What you should do: Please arrange the items as a JSON list of strings, one string per line with blank lines left out, beginning at the start of the items and stopping after the line that contains "surface-finish-value: Ra 6.3: [727, 77, 756, 87]".

Element box records:
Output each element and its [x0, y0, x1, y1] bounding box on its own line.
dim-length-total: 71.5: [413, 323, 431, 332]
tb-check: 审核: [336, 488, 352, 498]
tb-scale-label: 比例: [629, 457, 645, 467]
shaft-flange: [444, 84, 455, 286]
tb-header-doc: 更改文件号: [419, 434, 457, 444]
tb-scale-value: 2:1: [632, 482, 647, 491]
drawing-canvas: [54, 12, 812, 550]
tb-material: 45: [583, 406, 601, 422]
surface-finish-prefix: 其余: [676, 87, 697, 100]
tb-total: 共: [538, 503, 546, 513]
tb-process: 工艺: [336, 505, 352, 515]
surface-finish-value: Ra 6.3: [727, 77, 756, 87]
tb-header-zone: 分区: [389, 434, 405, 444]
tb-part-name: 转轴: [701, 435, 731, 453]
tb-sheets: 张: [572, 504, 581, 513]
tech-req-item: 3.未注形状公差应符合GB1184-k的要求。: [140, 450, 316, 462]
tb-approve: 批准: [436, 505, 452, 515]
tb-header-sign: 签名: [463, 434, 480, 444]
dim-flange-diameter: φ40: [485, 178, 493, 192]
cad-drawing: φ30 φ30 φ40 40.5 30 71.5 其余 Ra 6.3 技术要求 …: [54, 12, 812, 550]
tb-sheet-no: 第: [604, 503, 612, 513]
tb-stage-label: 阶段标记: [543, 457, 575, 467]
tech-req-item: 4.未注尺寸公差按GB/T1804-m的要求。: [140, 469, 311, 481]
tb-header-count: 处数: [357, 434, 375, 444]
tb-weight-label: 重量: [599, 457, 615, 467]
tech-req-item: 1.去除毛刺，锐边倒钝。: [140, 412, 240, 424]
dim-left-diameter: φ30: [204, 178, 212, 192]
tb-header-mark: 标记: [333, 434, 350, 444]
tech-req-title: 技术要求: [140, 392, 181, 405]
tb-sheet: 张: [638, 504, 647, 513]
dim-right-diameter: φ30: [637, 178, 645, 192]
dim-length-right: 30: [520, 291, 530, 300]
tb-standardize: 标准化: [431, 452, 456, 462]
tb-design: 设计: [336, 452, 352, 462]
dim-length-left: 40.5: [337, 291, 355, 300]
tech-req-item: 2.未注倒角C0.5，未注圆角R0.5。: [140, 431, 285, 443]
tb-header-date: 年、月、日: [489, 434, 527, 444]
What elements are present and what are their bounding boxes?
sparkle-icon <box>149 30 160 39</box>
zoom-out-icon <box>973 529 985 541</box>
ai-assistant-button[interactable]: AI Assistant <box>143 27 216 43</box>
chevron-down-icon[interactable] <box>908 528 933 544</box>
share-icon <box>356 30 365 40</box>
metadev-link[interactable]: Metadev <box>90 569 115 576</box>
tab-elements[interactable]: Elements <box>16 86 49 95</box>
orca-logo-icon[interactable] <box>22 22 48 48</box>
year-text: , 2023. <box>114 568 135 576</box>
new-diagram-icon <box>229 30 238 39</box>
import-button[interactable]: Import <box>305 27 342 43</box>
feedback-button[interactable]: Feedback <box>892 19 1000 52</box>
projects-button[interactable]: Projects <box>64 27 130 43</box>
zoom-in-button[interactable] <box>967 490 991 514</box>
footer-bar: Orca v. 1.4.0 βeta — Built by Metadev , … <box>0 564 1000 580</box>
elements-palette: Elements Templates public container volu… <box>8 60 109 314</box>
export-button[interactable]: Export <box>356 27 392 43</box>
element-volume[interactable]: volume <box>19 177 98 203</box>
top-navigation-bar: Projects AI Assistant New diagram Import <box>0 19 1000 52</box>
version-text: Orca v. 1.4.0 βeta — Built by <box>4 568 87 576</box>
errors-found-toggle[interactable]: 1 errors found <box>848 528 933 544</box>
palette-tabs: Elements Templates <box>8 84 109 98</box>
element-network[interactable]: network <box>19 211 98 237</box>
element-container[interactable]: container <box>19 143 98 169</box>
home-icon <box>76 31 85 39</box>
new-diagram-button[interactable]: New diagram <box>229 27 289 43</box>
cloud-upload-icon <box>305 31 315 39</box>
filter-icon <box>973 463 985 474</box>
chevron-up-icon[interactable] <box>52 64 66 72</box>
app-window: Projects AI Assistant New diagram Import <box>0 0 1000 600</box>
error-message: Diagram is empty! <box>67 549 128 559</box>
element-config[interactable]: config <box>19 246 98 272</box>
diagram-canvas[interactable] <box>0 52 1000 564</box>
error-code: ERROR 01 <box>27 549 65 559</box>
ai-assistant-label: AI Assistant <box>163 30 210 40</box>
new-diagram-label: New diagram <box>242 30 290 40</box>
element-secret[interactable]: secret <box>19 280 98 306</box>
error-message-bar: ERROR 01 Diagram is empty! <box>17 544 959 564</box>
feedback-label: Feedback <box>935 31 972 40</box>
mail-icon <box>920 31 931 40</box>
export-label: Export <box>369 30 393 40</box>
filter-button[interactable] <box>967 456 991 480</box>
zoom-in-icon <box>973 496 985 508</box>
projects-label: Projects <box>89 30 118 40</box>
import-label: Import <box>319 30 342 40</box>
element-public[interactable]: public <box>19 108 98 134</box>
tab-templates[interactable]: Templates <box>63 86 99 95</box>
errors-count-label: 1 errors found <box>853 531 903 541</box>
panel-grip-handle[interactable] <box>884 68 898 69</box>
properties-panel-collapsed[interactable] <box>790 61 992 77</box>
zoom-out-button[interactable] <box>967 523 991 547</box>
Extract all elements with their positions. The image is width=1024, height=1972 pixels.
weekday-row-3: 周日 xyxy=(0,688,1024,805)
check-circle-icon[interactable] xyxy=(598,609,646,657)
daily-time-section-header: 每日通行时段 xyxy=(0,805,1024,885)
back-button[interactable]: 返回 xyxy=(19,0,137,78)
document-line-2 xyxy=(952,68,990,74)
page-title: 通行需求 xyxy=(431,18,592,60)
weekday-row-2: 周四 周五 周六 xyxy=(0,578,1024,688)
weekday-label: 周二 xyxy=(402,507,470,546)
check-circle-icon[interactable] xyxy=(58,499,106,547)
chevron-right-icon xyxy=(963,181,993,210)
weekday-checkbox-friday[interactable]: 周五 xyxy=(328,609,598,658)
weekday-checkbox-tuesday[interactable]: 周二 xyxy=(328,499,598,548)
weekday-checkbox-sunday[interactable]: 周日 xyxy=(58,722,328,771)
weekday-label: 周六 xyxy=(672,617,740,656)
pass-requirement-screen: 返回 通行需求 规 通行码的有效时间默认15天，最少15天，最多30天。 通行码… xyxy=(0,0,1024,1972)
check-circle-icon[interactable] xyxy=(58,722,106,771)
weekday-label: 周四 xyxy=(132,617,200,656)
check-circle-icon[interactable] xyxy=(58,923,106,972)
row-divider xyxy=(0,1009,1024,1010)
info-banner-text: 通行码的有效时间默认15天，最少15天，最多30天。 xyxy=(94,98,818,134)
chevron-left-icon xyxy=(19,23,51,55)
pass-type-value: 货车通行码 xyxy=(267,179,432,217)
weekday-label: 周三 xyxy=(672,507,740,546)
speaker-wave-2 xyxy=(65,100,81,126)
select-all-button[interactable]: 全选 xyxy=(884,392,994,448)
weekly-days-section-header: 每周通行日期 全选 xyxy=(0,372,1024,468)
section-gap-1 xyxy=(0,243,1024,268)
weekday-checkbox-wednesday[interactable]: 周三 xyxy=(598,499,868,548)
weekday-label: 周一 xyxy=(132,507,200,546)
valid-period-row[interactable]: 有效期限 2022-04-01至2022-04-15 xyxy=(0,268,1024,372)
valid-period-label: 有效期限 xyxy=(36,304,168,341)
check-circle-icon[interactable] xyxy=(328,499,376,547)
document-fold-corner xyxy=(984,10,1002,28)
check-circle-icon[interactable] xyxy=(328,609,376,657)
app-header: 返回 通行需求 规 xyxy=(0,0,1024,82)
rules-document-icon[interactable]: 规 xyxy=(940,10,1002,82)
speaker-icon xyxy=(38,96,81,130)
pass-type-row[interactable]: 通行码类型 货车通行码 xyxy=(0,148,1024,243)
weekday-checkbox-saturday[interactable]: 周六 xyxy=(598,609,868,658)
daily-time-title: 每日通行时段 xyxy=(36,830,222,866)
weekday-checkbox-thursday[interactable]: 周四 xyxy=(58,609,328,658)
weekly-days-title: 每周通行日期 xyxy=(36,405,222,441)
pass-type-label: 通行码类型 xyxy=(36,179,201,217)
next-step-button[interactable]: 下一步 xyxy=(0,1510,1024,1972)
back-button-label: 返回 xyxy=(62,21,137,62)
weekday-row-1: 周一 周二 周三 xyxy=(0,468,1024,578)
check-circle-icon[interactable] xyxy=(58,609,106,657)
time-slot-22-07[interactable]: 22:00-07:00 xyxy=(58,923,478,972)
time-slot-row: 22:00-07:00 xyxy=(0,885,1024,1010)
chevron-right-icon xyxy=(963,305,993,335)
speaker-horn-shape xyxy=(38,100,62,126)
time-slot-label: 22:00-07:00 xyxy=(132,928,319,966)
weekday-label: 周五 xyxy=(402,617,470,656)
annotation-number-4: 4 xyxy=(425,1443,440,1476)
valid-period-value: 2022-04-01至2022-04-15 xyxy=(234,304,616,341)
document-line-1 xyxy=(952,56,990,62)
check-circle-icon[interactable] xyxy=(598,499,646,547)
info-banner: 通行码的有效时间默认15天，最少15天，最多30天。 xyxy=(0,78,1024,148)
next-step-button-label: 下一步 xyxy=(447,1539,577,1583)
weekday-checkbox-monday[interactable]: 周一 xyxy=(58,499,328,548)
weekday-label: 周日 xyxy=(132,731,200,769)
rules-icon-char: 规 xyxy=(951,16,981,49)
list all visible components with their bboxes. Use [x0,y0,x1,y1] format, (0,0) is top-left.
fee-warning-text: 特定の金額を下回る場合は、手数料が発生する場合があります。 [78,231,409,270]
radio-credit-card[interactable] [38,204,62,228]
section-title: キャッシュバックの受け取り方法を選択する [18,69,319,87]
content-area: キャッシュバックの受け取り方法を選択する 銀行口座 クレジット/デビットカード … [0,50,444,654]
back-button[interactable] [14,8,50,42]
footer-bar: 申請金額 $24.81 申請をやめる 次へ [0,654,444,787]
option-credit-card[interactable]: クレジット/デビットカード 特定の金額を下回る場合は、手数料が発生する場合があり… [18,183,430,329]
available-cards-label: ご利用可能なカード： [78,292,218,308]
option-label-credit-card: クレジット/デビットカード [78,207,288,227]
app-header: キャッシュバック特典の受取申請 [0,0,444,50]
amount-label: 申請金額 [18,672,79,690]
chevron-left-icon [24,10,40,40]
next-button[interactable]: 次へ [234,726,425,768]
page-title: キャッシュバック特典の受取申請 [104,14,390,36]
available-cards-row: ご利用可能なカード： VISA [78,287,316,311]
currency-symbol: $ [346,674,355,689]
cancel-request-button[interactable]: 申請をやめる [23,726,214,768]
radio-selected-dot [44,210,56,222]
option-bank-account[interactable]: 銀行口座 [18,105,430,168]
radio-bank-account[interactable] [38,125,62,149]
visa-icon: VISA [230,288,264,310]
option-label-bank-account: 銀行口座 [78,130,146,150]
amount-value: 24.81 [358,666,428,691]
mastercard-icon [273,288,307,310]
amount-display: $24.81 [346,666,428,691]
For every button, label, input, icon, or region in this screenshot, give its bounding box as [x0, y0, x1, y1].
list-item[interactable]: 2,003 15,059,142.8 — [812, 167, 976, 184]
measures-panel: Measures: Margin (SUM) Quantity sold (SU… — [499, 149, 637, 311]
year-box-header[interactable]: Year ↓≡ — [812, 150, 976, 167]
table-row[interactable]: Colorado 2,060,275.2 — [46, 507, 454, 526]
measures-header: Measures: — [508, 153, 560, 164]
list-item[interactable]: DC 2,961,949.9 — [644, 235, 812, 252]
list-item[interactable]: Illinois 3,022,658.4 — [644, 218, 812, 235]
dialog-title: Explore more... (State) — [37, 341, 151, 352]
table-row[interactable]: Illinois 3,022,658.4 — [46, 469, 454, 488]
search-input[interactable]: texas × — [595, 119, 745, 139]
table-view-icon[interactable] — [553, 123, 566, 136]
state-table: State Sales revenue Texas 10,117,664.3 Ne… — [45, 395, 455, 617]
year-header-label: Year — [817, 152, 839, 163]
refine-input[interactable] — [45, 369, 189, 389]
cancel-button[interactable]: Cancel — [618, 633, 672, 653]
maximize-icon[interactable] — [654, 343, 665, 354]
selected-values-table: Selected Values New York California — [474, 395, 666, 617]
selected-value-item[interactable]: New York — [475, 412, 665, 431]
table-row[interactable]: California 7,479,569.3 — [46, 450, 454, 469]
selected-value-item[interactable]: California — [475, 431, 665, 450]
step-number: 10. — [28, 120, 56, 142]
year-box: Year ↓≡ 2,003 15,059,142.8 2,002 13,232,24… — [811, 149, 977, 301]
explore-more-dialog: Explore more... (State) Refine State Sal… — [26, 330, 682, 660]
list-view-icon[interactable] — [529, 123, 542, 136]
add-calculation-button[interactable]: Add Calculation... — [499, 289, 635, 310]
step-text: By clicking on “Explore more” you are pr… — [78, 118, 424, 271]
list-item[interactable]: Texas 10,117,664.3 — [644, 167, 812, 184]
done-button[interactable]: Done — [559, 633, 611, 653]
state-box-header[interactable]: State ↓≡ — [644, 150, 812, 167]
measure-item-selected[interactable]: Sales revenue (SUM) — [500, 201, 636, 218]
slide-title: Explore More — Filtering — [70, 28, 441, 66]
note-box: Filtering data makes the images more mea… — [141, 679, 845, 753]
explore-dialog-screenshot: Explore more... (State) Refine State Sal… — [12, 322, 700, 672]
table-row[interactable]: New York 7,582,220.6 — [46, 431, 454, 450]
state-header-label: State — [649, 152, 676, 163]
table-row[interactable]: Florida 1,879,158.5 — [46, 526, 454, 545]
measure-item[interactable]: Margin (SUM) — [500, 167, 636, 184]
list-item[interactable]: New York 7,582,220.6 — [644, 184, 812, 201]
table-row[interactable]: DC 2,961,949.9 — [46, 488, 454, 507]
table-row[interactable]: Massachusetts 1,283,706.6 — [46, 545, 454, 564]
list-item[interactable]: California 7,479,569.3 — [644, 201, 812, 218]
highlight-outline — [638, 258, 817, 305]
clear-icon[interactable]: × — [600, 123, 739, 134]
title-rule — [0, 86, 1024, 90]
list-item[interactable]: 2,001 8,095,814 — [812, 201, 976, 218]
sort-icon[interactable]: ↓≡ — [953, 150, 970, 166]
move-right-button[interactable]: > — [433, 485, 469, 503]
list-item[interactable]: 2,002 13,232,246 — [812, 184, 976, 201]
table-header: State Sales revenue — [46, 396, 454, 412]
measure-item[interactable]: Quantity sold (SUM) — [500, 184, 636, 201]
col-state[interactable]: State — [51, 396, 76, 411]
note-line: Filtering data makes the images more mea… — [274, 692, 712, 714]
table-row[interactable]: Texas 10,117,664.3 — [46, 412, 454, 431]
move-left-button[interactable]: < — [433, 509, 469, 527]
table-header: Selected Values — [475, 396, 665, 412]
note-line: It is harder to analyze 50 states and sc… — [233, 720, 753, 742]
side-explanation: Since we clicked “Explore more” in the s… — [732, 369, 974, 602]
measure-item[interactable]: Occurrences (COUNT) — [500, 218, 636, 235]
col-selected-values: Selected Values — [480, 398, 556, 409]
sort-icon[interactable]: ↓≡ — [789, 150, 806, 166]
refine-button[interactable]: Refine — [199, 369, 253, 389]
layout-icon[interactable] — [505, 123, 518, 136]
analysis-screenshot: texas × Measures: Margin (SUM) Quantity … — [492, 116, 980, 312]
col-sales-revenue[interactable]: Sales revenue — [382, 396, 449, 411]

Exercise result:
[
  "Output each element and its [x0, y0, x1, y1] bounding box on its own line.",
  "dim-length-total: 71.5: [413, 323, 431, 332]",
  "tb-check: 审核: [336, 488, 352, 498]",
  "tb-scale-label: 比例: [629, 457, 645, 467]",
  "shaft-flange: [444, 84, 455, 286]",
  "tb-header-doc: 更改文件号: [419, 434, 457, 444]",
  "tb-scale-value: 2:1: [632, 482, 647, 491]",
  "drawing-canvas: [54, 12, 812, 550]",
  "tb-material: 45: [583, 406, 601, 422]",
  "surface-finish-prefix: 其余: [676, 87, 697, 100]",
  "tb-total: 共: [538, 503, 546, 513]",
  "tb-process: 工艺: [336, 505, 352, 515]",
  "surface-finish-value: Ra 6.3: [727, 77, 756, 87]"
]